(Recorded data)
══════════

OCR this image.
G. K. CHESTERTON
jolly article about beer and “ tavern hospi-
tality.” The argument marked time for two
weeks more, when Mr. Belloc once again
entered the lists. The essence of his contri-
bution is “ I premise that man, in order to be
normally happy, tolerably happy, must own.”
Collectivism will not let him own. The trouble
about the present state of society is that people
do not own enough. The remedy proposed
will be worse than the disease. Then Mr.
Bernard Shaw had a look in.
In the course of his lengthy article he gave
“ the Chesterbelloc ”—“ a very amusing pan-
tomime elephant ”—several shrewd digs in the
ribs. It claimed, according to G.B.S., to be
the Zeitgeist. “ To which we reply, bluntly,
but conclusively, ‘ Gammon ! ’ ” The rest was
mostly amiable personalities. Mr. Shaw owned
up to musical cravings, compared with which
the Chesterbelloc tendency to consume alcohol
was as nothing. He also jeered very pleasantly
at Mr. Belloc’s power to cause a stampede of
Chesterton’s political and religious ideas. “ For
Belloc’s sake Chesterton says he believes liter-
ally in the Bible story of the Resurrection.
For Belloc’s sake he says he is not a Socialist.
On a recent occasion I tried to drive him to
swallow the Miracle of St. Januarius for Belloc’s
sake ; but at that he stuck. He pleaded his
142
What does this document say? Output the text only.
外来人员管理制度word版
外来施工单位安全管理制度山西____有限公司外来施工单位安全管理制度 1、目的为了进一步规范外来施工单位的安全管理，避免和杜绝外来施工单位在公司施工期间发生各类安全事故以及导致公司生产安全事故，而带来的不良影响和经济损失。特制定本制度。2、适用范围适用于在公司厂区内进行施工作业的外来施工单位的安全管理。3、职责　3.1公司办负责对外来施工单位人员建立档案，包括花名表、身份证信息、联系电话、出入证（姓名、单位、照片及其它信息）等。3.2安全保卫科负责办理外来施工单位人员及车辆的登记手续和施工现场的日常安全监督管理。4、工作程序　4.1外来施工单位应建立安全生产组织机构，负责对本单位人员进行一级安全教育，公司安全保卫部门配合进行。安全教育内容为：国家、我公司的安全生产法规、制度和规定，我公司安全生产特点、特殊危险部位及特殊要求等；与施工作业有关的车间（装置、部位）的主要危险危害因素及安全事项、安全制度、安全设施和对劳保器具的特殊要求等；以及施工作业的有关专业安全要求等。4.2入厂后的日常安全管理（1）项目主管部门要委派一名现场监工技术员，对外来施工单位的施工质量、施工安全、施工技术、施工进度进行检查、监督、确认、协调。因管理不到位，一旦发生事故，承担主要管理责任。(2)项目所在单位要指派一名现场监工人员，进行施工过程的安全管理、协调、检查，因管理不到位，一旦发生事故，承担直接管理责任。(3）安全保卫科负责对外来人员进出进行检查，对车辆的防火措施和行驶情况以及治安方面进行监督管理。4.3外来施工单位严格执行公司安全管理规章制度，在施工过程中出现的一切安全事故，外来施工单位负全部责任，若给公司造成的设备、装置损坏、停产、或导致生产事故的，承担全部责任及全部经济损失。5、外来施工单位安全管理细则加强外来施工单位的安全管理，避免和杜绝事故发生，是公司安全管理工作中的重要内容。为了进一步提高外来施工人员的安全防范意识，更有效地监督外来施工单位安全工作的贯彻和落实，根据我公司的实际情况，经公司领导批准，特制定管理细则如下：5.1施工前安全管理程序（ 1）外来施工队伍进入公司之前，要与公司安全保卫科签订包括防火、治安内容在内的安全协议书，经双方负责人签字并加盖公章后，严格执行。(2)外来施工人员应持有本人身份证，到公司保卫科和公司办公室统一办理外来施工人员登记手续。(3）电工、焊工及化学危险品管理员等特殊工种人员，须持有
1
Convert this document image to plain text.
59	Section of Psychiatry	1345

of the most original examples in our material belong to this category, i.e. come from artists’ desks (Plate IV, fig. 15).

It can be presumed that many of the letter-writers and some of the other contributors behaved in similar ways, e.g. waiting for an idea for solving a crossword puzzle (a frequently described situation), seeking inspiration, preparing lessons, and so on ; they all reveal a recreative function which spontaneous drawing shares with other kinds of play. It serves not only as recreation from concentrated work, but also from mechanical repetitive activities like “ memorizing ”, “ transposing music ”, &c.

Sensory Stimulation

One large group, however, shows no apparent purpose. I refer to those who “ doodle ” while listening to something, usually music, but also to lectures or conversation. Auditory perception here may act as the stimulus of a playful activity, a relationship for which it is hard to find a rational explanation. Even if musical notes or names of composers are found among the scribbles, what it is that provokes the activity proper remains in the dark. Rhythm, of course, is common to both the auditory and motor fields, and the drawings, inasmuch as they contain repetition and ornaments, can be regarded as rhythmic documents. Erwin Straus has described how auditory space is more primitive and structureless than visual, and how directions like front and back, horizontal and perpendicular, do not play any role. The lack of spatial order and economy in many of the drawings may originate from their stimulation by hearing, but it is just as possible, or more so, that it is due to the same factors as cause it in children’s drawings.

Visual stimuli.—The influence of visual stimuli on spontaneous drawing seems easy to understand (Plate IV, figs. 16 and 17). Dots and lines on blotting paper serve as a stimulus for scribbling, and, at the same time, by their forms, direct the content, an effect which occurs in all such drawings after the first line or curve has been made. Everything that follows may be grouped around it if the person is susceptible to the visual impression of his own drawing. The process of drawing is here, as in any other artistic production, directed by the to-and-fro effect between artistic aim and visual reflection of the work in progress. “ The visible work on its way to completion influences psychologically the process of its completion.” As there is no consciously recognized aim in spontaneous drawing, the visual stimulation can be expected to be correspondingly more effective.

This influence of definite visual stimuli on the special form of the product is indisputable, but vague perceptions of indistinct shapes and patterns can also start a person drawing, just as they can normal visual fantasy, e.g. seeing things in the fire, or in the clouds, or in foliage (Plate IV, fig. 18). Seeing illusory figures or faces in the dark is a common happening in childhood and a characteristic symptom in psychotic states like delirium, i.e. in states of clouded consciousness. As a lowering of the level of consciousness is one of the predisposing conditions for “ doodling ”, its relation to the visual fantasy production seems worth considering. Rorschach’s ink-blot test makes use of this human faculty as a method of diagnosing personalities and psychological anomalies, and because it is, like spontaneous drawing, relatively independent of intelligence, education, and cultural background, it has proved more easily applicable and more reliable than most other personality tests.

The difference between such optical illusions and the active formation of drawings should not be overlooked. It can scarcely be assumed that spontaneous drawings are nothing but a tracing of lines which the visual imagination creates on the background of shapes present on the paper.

══════════

**Work instructions**. Identify and list each line with the word "described".

**Final result**.
It can be presumed that many of the letter-writers and some of the other contributors behaved in similar ways, e.g. waiting for an idea for solving a crossword puzzle (a frequently described situation), seeking inspiration, preparing lessons, and so on ; they all reveal a recreative function which spontaneous drawing shares with other kinds of play. It serves not only as recreation from concentrated work, but also from mechanical repetitive activities like “ memorizing ”, “ transposing music ”, &c.
One large group, however, shows no apparent purpose. I refer to those who “ doodle ” while listening to something, usually music, but also to lectures or conversation. Auditory perception here may act as the stimulus of a playful activity, a relationship for which it is hard to find a rational explanation. Even if musical notes or names of composers are found among the scribbles, what it is that provokes the activity proper remains in the dark. Rhythm, of course, is common to both the auditory and motor fields, and the drawings, inasmuch as they contain repetition and ornaments, can be regarded as rhythmic documents. Erwin Straus has described how auditory space is more primitive and structureless than visual, and how directions like front and back, horizontal and perpendicular, do not play any role. The lack of spatial order and economy in many of the drawings may originate from their stimulation by hearing, but it is just as possible, or more so, that it is due to the same factors as cause it in children’s drawings.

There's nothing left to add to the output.